*REQUIRED ACTION*: Filter the records below and copy every line containing the word "모니터링".

*INFORMATION*:
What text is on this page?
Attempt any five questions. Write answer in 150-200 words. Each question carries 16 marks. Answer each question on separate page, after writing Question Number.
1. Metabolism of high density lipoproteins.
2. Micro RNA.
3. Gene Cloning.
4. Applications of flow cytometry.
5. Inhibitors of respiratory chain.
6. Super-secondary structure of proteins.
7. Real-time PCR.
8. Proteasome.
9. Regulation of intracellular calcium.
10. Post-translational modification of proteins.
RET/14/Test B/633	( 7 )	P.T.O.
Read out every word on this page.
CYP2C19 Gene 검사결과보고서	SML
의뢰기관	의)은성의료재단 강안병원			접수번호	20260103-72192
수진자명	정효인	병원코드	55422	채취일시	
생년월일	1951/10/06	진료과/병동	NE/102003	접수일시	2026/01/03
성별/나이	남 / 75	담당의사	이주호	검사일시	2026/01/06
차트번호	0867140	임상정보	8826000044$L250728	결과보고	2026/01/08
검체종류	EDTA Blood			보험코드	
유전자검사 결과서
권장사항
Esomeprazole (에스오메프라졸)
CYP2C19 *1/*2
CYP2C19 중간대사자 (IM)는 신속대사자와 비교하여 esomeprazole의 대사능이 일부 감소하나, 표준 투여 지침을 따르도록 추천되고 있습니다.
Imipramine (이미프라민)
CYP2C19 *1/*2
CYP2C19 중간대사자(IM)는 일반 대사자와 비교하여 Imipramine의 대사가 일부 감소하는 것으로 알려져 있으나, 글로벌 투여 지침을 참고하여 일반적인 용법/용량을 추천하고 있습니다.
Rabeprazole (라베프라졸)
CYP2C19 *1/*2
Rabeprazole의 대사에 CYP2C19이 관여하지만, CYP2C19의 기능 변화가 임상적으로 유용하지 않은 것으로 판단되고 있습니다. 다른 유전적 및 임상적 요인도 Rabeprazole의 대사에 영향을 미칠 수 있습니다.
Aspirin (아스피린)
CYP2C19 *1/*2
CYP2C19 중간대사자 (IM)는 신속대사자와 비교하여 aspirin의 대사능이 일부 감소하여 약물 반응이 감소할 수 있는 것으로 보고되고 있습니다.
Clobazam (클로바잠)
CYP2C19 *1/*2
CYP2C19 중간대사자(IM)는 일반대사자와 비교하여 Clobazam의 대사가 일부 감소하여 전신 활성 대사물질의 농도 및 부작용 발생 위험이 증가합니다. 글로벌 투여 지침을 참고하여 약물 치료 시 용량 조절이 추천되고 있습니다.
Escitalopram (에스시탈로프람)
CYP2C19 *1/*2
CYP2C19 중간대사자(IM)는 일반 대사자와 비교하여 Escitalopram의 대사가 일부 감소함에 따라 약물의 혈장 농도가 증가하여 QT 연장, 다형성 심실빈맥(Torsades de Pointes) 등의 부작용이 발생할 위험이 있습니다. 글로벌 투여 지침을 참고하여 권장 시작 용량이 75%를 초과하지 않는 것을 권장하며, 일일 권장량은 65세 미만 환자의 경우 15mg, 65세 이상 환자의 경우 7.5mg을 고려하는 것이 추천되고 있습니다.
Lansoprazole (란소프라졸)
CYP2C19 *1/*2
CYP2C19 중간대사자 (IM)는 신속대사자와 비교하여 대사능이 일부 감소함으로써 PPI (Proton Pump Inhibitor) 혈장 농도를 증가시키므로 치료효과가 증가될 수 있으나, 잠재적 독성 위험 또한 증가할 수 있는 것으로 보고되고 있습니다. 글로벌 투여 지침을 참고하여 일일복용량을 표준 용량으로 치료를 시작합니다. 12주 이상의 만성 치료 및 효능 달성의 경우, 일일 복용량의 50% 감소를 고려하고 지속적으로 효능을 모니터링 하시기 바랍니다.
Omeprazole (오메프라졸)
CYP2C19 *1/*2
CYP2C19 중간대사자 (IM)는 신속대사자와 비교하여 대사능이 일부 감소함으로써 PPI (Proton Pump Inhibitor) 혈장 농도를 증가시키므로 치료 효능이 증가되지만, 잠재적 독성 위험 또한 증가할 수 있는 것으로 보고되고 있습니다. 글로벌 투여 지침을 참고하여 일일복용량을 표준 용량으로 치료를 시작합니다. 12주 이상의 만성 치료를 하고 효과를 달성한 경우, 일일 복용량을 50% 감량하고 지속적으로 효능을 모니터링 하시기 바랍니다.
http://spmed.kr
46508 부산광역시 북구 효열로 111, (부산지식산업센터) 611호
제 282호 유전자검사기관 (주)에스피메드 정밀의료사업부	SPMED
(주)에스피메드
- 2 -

*ANSWER BELOW*:
CYP2C19 중간대사자 (IM)는 신속대사자와 비교하여 대사능이 일부 감소함으로써 PPI (Proton Pump Inhibitor) 혈장 농도를 증가시키므로 치료효과가 증가될 수 있으나, 잠재적 독성 위험 또한 증가할 수 있는 것으로 보고되고 있습니다. 글로벌 투여 지침을 참고하여 일일복용량을 표준 용량으로 치료를 시작합니다. 12주 이상의 만성 치료 및 효능 달성의 경우, 일일 복용량의 50% 감소를 고려하고 지속적으로 효능을 모니터링 하시기 바랍니다.
CYP2C19 중간대사자 (IM)는 신속대사자와 비교하여 대사능이 일부 감소함으로써 PPI (Proton Pump Inhibitor) 혈장 농도를 증가시키므로 치료 효능이 증가되지만, 잠재적 독성 위험 또한 증가할 수 있는 것으로 보고되고 있습니다. 글로벌 투여 지침을 참고하여 일일복용량을 표준 용량으로 치료를 시작합니다. 12주 이상의 만성 치료를 하고 효과를 달성한 경우, 일일 복용량을 50% 감량하고 지속적으로 효능을 모니터링 하시기 바랍니다.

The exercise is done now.